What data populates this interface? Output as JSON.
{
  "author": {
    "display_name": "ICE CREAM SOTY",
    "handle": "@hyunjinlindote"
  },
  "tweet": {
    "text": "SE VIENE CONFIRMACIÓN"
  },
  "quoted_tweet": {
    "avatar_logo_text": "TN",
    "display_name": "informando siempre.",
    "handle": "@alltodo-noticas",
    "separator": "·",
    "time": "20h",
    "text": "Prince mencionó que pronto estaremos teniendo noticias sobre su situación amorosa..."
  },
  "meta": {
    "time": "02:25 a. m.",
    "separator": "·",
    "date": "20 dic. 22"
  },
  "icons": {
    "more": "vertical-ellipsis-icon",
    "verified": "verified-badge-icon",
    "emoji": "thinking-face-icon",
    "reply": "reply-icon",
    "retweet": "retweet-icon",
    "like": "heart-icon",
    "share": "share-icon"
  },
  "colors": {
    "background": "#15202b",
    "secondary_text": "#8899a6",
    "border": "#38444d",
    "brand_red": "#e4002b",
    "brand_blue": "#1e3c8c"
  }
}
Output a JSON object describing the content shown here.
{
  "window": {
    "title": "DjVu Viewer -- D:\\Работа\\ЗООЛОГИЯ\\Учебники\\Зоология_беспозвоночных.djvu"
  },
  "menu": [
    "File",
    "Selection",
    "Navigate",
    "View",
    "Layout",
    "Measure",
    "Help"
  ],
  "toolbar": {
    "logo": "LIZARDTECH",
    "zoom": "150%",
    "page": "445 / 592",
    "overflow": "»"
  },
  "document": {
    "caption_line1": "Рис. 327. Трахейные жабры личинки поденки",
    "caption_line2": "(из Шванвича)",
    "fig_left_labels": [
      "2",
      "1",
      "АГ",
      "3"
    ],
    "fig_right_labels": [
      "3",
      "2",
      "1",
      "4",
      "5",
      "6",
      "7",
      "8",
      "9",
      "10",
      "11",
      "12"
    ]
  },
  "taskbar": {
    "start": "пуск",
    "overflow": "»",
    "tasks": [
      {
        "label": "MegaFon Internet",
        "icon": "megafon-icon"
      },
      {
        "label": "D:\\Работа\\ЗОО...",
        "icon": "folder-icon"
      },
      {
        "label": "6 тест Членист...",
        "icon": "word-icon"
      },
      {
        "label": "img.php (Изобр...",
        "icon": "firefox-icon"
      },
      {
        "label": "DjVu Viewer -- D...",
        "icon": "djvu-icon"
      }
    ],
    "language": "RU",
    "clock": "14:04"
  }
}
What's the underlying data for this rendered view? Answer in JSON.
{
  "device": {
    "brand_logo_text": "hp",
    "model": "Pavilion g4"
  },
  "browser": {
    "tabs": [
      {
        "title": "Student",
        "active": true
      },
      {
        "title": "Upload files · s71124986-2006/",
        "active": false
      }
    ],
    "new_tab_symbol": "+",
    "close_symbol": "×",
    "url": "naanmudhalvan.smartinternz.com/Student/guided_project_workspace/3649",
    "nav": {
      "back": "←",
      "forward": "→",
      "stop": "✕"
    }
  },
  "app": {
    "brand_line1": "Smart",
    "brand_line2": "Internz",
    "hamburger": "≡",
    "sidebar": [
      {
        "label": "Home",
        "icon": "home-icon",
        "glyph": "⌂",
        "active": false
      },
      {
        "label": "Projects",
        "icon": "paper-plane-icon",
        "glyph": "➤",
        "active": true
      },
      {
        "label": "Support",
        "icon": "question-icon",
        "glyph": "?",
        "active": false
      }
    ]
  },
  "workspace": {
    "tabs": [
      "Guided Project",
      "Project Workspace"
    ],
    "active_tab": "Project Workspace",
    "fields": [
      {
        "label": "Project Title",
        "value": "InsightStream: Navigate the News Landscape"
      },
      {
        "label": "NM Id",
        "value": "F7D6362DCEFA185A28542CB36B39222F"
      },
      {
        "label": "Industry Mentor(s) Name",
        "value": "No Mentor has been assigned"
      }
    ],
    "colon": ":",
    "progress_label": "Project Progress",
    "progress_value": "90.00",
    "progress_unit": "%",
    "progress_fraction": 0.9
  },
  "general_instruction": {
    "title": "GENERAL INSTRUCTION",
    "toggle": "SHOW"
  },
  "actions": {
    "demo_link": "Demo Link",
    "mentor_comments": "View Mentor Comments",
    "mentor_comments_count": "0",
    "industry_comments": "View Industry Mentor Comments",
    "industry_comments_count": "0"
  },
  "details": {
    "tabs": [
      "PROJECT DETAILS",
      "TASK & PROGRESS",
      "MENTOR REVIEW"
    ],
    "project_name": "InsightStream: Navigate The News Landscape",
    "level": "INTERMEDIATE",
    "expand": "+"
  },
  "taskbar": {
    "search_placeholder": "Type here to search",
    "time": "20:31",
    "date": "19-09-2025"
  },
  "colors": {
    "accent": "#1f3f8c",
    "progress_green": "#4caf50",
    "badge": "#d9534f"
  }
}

########

▶ _PROBLEM_: For the records above, state how many lines include the string "here", giving the number and nothing else.

▶ _WRITTEN REPLY_: 2